What to produce =
Below is a block of records. Copy every line in it that contains the word "bytePlainText".

Record excerpts =
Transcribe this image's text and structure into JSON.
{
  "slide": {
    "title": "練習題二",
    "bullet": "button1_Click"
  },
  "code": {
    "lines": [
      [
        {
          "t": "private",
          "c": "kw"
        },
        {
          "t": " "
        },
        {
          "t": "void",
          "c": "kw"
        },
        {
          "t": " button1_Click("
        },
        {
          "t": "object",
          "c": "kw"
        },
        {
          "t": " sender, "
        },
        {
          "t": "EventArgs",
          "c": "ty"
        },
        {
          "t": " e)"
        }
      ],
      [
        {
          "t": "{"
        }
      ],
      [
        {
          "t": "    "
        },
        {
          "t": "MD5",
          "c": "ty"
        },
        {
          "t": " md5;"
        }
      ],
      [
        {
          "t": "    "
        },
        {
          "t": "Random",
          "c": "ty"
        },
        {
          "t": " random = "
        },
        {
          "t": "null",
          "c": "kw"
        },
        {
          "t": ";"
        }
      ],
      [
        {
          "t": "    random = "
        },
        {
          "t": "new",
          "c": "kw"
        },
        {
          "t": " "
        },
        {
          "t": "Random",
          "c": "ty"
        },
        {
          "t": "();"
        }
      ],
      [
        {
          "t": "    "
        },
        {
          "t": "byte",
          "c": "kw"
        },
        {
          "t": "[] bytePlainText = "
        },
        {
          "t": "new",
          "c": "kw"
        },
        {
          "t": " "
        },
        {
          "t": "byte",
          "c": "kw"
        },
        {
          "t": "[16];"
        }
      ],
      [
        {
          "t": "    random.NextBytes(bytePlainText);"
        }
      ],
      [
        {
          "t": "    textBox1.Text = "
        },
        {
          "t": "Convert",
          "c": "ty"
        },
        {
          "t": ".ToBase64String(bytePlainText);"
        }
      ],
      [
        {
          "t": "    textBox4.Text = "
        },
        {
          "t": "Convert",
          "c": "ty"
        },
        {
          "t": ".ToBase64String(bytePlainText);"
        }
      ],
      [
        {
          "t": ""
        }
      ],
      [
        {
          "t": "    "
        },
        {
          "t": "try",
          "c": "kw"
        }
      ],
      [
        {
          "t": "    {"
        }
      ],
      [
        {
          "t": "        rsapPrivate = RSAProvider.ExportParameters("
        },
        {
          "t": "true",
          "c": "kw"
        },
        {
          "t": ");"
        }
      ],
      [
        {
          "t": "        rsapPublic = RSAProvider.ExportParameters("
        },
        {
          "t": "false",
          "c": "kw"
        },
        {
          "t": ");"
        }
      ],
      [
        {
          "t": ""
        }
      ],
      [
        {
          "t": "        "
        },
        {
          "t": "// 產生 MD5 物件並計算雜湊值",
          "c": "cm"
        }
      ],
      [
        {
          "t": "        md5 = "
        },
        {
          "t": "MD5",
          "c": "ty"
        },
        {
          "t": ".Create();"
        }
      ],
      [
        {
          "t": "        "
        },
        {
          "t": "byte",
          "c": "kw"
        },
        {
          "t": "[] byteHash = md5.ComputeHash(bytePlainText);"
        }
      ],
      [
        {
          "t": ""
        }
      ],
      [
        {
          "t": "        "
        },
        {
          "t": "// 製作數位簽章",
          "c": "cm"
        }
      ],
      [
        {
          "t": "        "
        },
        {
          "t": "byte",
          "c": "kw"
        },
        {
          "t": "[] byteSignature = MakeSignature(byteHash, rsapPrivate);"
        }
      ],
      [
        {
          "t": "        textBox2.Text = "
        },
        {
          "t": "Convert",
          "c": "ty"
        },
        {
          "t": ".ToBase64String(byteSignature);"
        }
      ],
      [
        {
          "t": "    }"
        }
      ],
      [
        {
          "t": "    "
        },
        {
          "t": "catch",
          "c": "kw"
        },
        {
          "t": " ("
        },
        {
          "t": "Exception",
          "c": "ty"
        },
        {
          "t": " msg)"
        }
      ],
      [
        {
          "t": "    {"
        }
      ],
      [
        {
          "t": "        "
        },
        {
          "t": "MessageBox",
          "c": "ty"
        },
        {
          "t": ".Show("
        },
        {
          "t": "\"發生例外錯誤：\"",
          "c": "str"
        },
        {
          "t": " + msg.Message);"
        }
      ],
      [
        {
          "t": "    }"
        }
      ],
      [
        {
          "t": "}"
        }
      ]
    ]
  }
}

The output =
          "t": "[] bytePlainText = "
          "t": "    random.NextBytes(bytePlainText);"
          "t": ".ToBase64String(bytePlainText);"
          "t": ".ToBase64String(bytePlainText);"
          "t": "[] byteHash = md5.ComputeHash(bytePlainText);"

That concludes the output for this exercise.